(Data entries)
+++
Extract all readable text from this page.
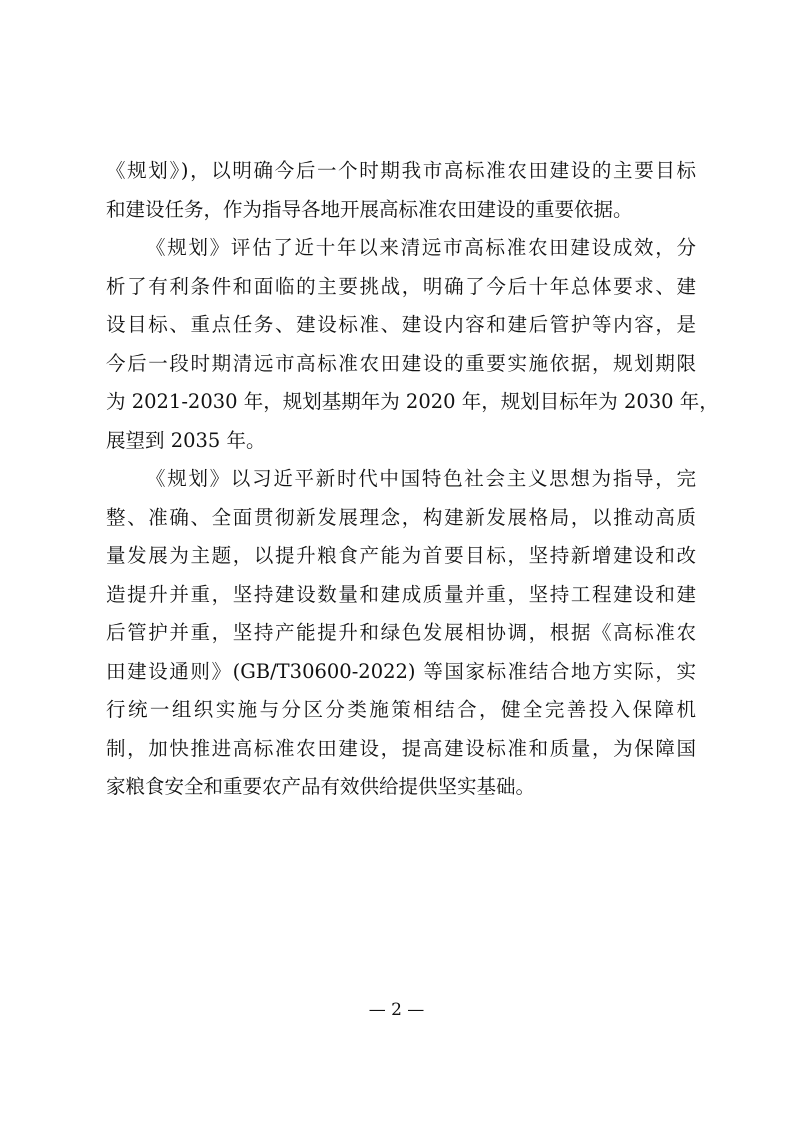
《规划》)，以明确今后一个时期我市高标准农田建设的主要目标
和建设任务，作为指导各地开展高标准农田建设的重要依据。
《规划》评估了近十年以来清远市高标准农田建设成效，分
析了有利条件和面临的主要挑战，明确了今后十年总体要求、建
设目标、重点任务、建设标准、建设内容和建后管护等内容，是
今后一段时期清远市高标准农田建设的重要实施依据，规划期限
为 2021-2030 年，规划基期年为 2020 年，规划目标年为 2030 年，
展望到 2035 年。
《规划》以习近平新时代中国特色社会主义思想为指导，完
整、准确、全面贯彻新发展理念，构建新发展格局，以推动高质
量发展为主题，以提升粮食产能为首要目标，坚持新增建设和改
造提升并重，坚持建设数量和建成质量并重，坚持工程建设和建
后管护并重，坚持产能提升和绿色发展相协调，根据《高标准农
田建设通则》(GB/T30600-2022) 等国家标准结合地方实际，实
行统一组织实施与分区分类施策相结合，健全完善投入保障机
制，加快推进高标准农田建设，提高建设标准和质量，为保障国
家粮食安全和重要农产品有效供给提供坚实基础。
— 2 —
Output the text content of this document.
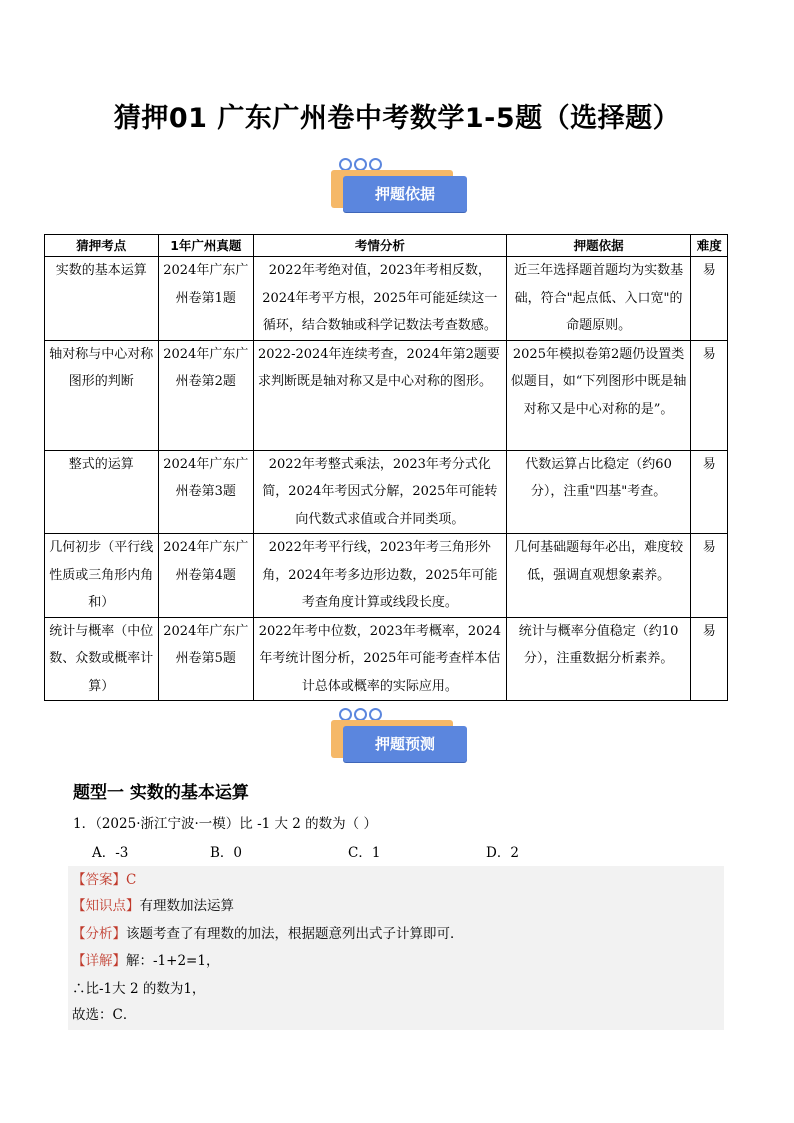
猜押01 广东广州卷中考数学1-5题（选择题）
押题依据
猜押考点	1年广州真题	考情分析	押题依据	难度
实数的基本运算	2024年广东广州卷第1题	2022年考绝对值，2023年考相反数，2024年考平方根，2025年可能延续这一循环，结合数轴或科学记数法考查数感。	近三年选择题首题均为实数基础，符合"起点低、入口宽"的命题原则。	易
轴对称与中心对称图形的判断	2024年广东广州卷第2题	2022-2024年连续考查，2024年第2题要求判断既是轴对称又是中心对称的图形。	2025年模拟卷第2题仍设置类似题目，如“下列图形中既是轴对称又是中心对称的是”。	易
整式的运算	2024年广东广州卷第3题	2022年考整式乘法，2023年考分式化简，2024年考因式分解，2025年可能转向代数式求值或合并同类项。	代数运算占比稳定（约60分），注重"四基"考查。	易
几何初步（平行线性质或三角形内角和）	2024年广东广州卷第4题	2022年考平行线，2023年考三角形外角，2024年考多边形边数，2025年可能考查角度计算或线段长度。	几何基础题每年必出，难度较低，强调直观想象素养。	易
统计与概率（中位数、众数或概率计算）	2024年广东广州卷第5题	2022年考中位数，2023年考概率，2024年考统计图分析，2025年可能考查样本估计总体或概率的实际应用。	统计与概率分值稳定（约10分），注重数据分析素养。	易
押题预测
题型一 实数的基本运算
1．（2025·浙江宁波·一模）比 -1 大 2 的数为（ ）
A．-3	B．0	C．1	D．2
【答案】C
【知识点】有理数加法运算
【分析】该题考查了有理数的加法，根据题意列出式子计算即可．
【详解】解：-1+2=1，
∴比-1大 2 的数为1，
故选：C．
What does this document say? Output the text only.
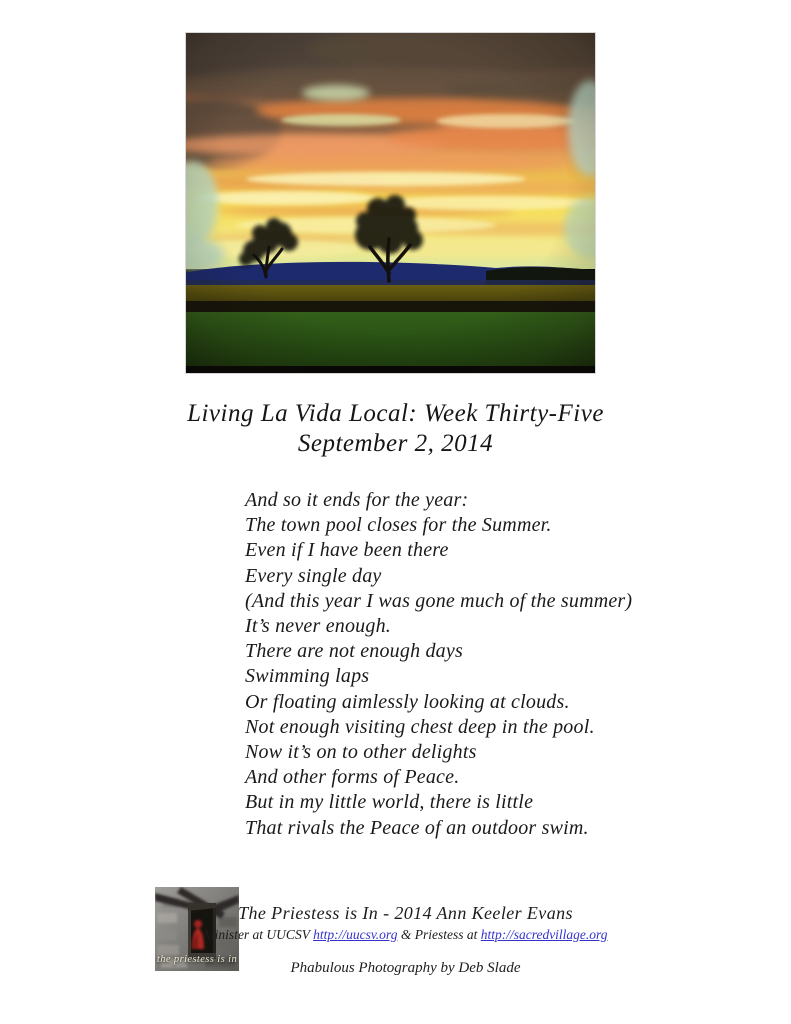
Living La Vida Local: Week Thirty-Five
September 2, 2014
And so it ends for the year:
The town pool closes for the Summer.
Even if I have been there
Every single day
(And this year I was gone much of the summer)
It’s never enough.
There are not enough days
Swimming laps
Or floating aimlessly looking at clouds.
Not enough visiting chest deep in the pool.
Now it’s on to other delights
And other forms of Peace.
But in my little world, there is little
That rivals the Peace of an outdoor swim.
the priestess is in
The Priestess is In - 2014 Ann Keeler Evans
Minister at UUCSV http://uucsv.org & Priestess at http://sacredvillage.org
Phabulous Photography by Deb Slade
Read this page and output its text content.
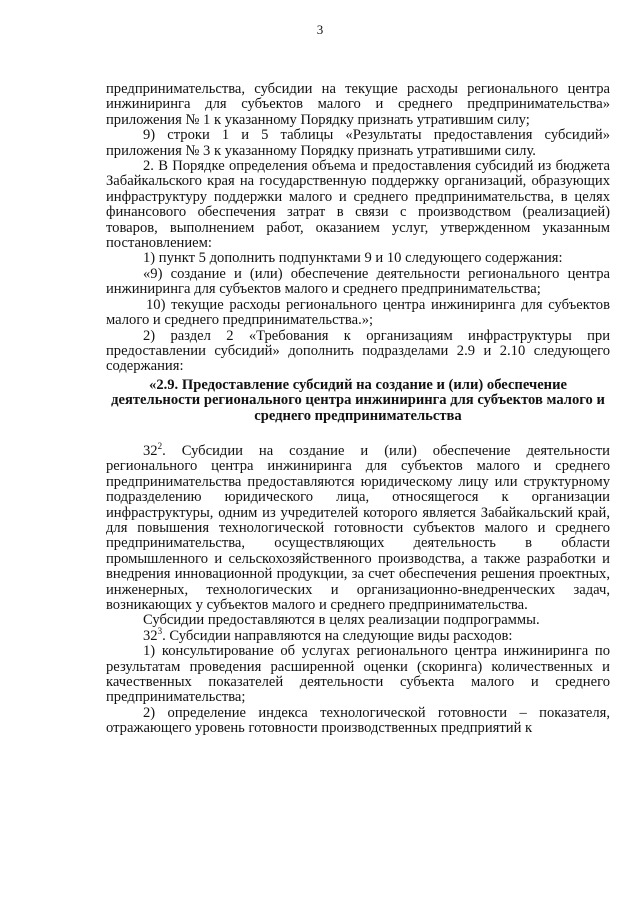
3

предпринимательства, субсидии на текущие расходы регионального центра инжиниринга для субъектов малого и среднего предпринимательства» приложения № 1 к указанному Порядку признать утратившим силу;

9) строки 1 и 5 таблицы «Результаты предоставления субсидий» приложения № 3 к указанному Порядку признать утратившими силу.

2. В Порядке определения объема и предоставления субсидий из бюджета Забайкальского края на государственную поддержку организаций, образующих инфраструктуру поддержки малого и среднего предпринимательства, в целях финансового обеспечения затрат в связи с производством (реализацией) товаров, выполнением работ, оказанием услуг, утвержденном указанным постановлением:

1) пункт 5 дополнить подпунктами 9 и 10 следующего содержания:

«9) создание и (или) обеспечение деятельности регионального центра инжиниринга для субъектов малого и среднего предпринимательства;

10) текущие расходы регионального центра инжиниринга для субъектов малого и среднего предпринимательства.»;

2) раздел 2 «Требования к организациям инфраструктуры при предоставлении субсидий» дополнить подразделами 2.9 и 2.10 следующего содержания:

«2.9. Предоставление субсидий на создание и (или) обеспечение деятельности регионального центра инжиниринга для субъектов малого и среднего предпринимательства

$32^2$. Субсидии на создание и (или) обеспечение деятельности регионального центра инжиниринга для субъектов малого и среднего предпринимательства предоставляются юридическому лицу или структурному подразделению юридического лица, относящегося к организации инфраструктуры, одним из учредителей которого является Забайкальский край, для повышения технологической готовности субъектов малого и среднего предпринимательства, осуществляющих деятельность в области промышленного и сельскохозяйственного производства, а также разработки и внедрения инновационной продукции, за счет обеспечения решения проектных, инженерных, технологических и организационно-внедренческих задач, возникающих у субъектов малого и среднего предпринимательства.

Субсидии предоставляются в целях реализации подпрограммы.

$32^3$. Субсидии направляются на следующие виды расходов:

1) консультирование об услугах регионального центра инжиниринга по результатам проведения расширенной оценки (скоринга) количественных и качественных показателей деятельности субъекта малого и среднего предпринимательства;

2) определение индекса технологической готовности – показателя, отражающего уровень готовности производственных предприятий к
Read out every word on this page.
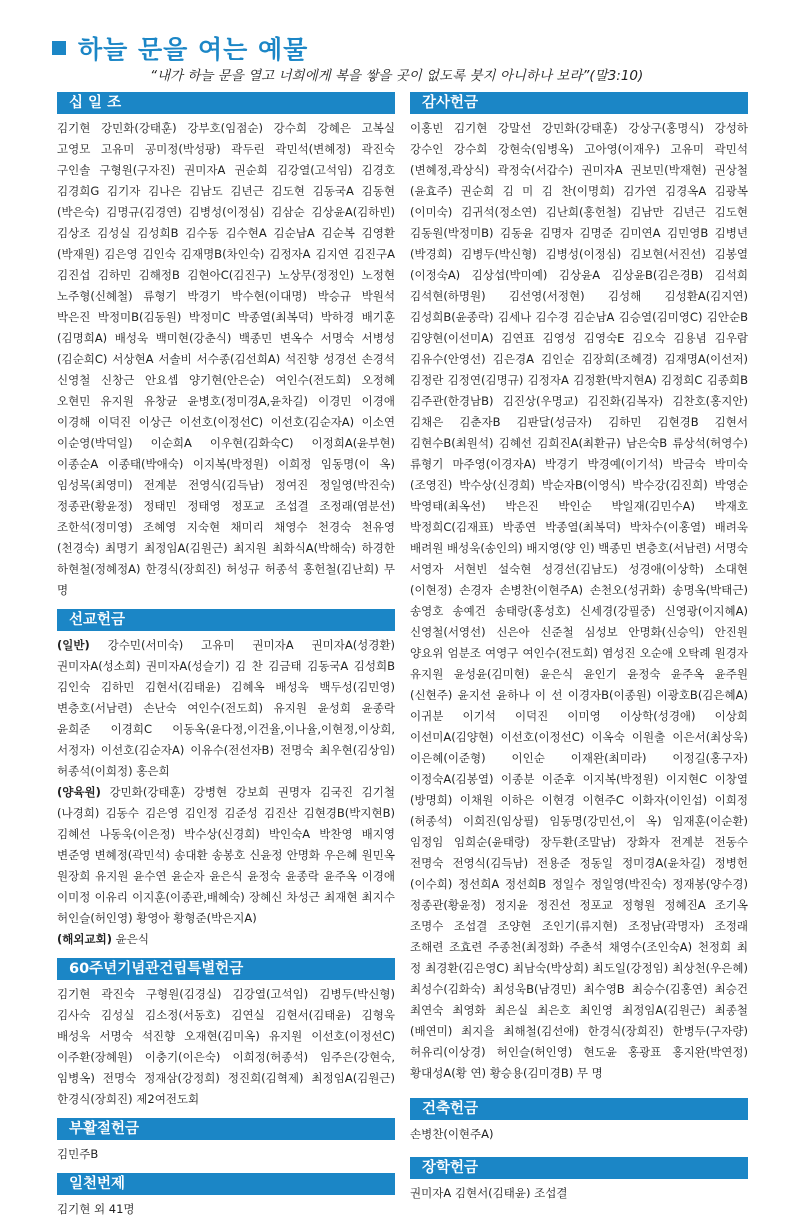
하늘 문을 여는 예물
“내가 하늘 문을 열고 너희에게 복을 쌓을 곳이 없도록 붓지 아니하나 보라”(말3:10)
십 일 조
김기현 강민화(강태훈) 강부호(임점순) 강수희 강혜은 고복실 고영모 고유미 공미정(박성팡) 곽두린 곽민석(변혜정) 곽진숙 구인솔 구형원(구자진) 권미자A 권순희 김강열(고석임) 김경호 김경희G 김기자 김나은 김남도 김년근 김도현 김동국A 김동현(박은숙) 김명규(김경연) 김병성(이정심) 김삼순 김상윤A(김하빈) 김상조 김성실 김성희B 김수동 김수현A 김순남A 김순복 김영환(박재원) 김은영 김인숙 김재명B(차인숙) 김정자A 김지연 김진구A 김진섭 김하민 김해정B 김현아C(김진구) 노상무(정정인) 노정현 노주형(신혜철) 류형기 박경기 박수현(이대명) 박승규 박원석 박은진 박정미B(김동원) 박정미C 박종열(최복덕) 박하경 배기훈(김명희A) 배성욱 백미현(강춘식) 백종민 변옥수 서명숙 서병성(김순희C) 서상현A 서솔비 서수종(김선희A) 석진향 성경선 손경석 신영철 신창근 안요셉 양기현(안은순) 여인수(전도희) 오정혜 오현민 유지원 유창균 윤병호(정미경A,윤차길) 이경민 이경애 이경해 이덕진 이상근 이선호(이정선C) 이선호(김순자A) 이소연 이순영(박덕일) 이순희A 이우현(김화숙C) 이정희A(윤부현) 이종순A 이종태(박애숙) 이지복(박정원) 이희정 임동명(이 옥) 임성목(최영미) 전계분 전영식(김득남) 정여진 정일영(박진숙) 정종관(황윤정) 정태민 정태영 정포교 조섭결 조정래(염분선) 조한석(정미영) 조혜영 지숙현 채미리 채영수 천경숙 천유영(천경숙) 최명기 최정임A(김원근) 최지원 최화식A(박해숙) 하경한 하현철(정혜정A) 한경식(장희진) 허성규 허종석 홍헌철(김난희) 무 명
선교헌금
(일반) 강수민(서미숙) 고유미 권미자A 권미자A(성경환) 권미자A(성소희) 권미자A(성슬기) 김 찬 김금태 김동국A 김성희B 김인숙 김하민 김현서(김태윤) 김혜옥 배성욱 백두성(김민영) 변층호(서남련) 손난숙 여인수(전도희) 유지원 윤성희 윤종락 윤희준 이경희C 이동옥(윤다정,이건율,이나율,이현정,이상희,서정자) 이선호(김순자A) 이유수(전선자B) 전명숙 최우현(김상임) 허종석(이희정) 홍은희
(양육원) 강민화(강태훈) 강병현 강보희 권명자 김국진 김기철(나경희) 김동수 김은영 김인정 김준성 김진산 김현경B(박지현B) 김혜선 나동욱(이은정) 박수상(신경희) 박인숙A 박찬영 배지영 변준영 변혜정(곽민석) 송대환 송봉호 신윤정 안명화 우은혜 원민옥 원장희 유지원 윤수연 윤순자 윤은식 윤정숙 윤종락 윤주옥 이경애 이미정 이유리 이지훈(이종관,배혜숙) 장혜신 차성근 최재현 최지수 허인슬(허인영) 황영아 황형준(박은지A)
(해외교회) 윤은식
60주년기념관건립특별헌금
김기현 곽진숙 구형원(김경실) 김강열(고석임) 김병두(박신형) 김사숙 김성실 김소정(서동호) 김연실 김현서(김태윤) 김형욱 배성욱 서명숙 석진향 오재현(김미옥) 유지원 이선호(이정선C) 이주환(장혜원) 이충기(이은숙) 이희정(허종석) 임주은(강현숙,임병옥) 전명숙 정재삼(강정희) 정진희(김혁제) 최정임A(김원근) 한경식(장희진) 제2여전도회
부활절헌금
김민주B
일천번제
김기현 외 41명
감사헌금
이홍빈 김기현 강말선 강민화(강태훈) 강상구(홍명식) 강성하 강수인 강수희 강현숙(임병옥) 고아영(이재우) 고유미 곽민석(변혜정,곽상식) 곽정숙(서갑수) 권미자A 권보민(박재현) 권상철(윤효주) 권순희 김 미 김 찬(이명희) 김가연 김경옥A 김광복(이미숙) 김귀석(정소연) 김난희(홍헌철) 김남만 김년근 김도현 김동원(박정미B) 김동윤 김명자 김명준 김미연A 김민영B 김병년(박경희) 김병두(박신형) 김병성(이정심) 김보현(서진선) 김봉열(이정숙A) 김상섭(박미예) 김상윤A 김상윤B(김은경B) 김석희 김석현(하명원) 김선영(서정현) 김성해 김성환A(김지연) 김성희B(윤종락) 김세나 김수경 김순남A 김승열(김미영C) 김안순B 김양현(이선미A) 김연표 김영성 김영숙E 김오숙 김용념 김우람 김유수(안영선) 김은경A 김인순 김장희(조혜경) 김재명A(이선저) 김정란 김정연(김명규) 김정자A 김정환(박지현A) 김정희C 김종희B 김주관(한경남B) 김진상(우명교) 김진화(김복자) 김찬호(홍지안) 김채은 김춘자B 김판달(성금자) 김하민 김현경B 김현서 김현수B(최원석) 김혜선 김희진A(최환규) 남은숙B 류상석(허영수) 류형기 마주영(이경자A) 박경기 박경예(이기석) 박금숙 박미숙(조영진) 박수상(신경희) 박순자B(이영식) 박수강(김진희) 박영순 박영태(최옥선) 박은진 박인순 박일재(김민수A) 박재호 박정희C(김재표) 박종연 박종열(최복덕) 박차수(이홍열) 배려욱 배려원 배성욱(송인의) 배지영(양 인) 백종민 변층호(서남련) 서명숙 서영자 서현빈 설숙현 성경선(김남도) 성경애(이상학) 소대현(이현정) 손경자 손병찬(이현주A) 손천오(성귀화) 송명옥(박태근) 송영호 송예건 송태랑(홍성호) 신세경(강필중) 신영광(이지혜A) 신영철(서영선) 신은아 신준철 심성보 안명화(신승익) 안진원 양요위 엄분조 여영구 여인수(전도희) 염성진 오순애 오탁례 원경자 유지원 윤성윤(김미현) 윤은식 윤인기 윤정숙 윤주옥 윤주원(신현주) 윤지선 윤하나 이 선 이경자B(이종원) 이광호B(김은혜A) 이귀분 이기석 이덕진 이미영 이상학(성경애) 이상희 이선미A(김양현) 이선호(이정선C) 이옥숙 이원출 이은서(최상욱) 이은혜(이준형) 이인순 이재완(최미라) 이정길(홍구자) 이정숙A(김봉열) 이종분 이준후 이지복(박정원) 이지현C 이창열(방명희) 이채원 이하은 이현경 이현주C 이화자(이인섭) 이희정(허종석) 이희진(임상필) 임동명(강민선,이 옥) 임재훈(이순환) 임정임 임희순(윤태랑) 장두환(조말남) 장화자 전계분 전동수 전명숙 전영식(김득남) 전용준 정동일 정미경A(윤차길) 정병헌(이수희) 정선희A 정선희B 정일수 정일영(박진숙) 정재봉(양수경) 정종관(황윤정) 정지윤 정진선 정포교 정형원 정혜진A 조기옥 조명수 조섭결 조양현 조인기(류지현) 조정남(곽명자) 조정래 조해련 조효련 주종천(최정화) 주춘석 채영수(조인숙A) 천정희 최 정 최경환(김은영C) 최남숙(박상희) 최도일(강정임) 최상천(우은혜) 최성수(김화숙) 최성욱B(남경민) 최수영B 최승수(김홍연) 최승건 최연숙 최영화 최은실 최은호 최인영 최정임A(김원근) 최종철(배연미) 최지을 최해철(김선애) 한경식(장희진) 한병두(구자량) 허유리(이상경) 허인슬(허인영) 현도윤 홍광표 홍지완(박연정) 황대성A(황 연) 황승용(김미경B) 무 명
건축헌금
손병찬(이현주A)
장학헌금
권미자A 김현서(김태윤) 조섭결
+++
• [DIRECTIVE] Pick out the lines containing the string "page".

• [WORKED ANSWER]
Extract all readable text from this page.
Read this page and output its text content.
Read out every word on this page.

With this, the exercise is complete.